[Raw records]
=-=-=

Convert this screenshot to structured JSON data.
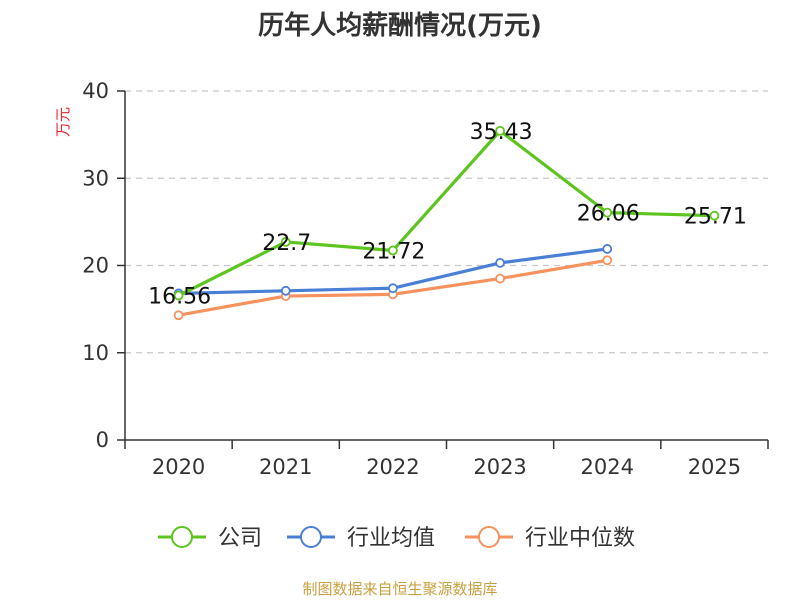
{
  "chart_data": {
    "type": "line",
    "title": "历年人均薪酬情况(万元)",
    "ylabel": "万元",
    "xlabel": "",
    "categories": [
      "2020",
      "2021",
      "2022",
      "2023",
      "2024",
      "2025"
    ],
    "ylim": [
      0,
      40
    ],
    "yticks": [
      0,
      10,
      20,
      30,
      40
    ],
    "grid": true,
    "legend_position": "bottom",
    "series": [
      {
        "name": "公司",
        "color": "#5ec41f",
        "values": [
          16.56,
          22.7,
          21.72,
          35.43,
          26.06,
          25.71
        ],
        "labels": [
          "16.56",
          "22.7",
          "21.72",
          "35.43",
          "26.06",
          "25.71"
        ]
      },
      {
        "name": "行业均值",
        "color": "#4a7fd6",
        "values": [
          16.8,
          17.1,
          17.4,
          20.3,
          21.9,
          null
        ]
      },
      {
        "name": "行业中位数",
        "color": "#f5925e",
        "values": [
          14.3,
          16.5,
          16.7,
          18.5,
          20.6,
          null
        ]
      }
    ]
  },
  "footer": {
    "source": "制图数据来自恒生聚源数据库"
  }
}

=-=-=

Reproduce each record above by retyping it exactly; omit all images.

Convert this screenshot to structured JSON data.
{
  "chart_data": {
    "type": "line",
    "title": "历年人均薪酬情况(万元)",
    "ylabel": "万元",
    "xlabel": "",
    "categories": [
      "2020",
      "2021",
      "2022",
      "2023",
      "2024",
      "2025"
    ],
    "ylim": [
      0,
      40
    ],
    "yticks": [
      0,
      10,
      20,
      30,
      40
    ],
    "grid": true,
    "legend_position": "bottom",
    "series": [
      {
        "name": "公司",
        "color": "#5ec41f",
        "values": [
          16.56,
          22.7,
          21.72,
          35.43,
          26.06,
          25.71
        ],
        "labels": [
          "16.56",
          "22.7",
          "21.72",
          "35.43",
          "26.06",
          "25.71"
        ]
      },
      {
        "name": "行业均值",
        "color": "#4a7fd6",
        "values": [
          16.8,
          17.1,
          17.4,
          20.3,
          21.9,
          null
        ]
      },
      {
        "name": "行业中位数",
        "color": "#f5925e",
        "values": [
          14.3,
          16.5,
          16.7,
          18.5,
          20.6,
          null
        ]
      }
    ]
  },
  "footer": {
    "source": "制图数据来自恒生聚源数据库"
  }
}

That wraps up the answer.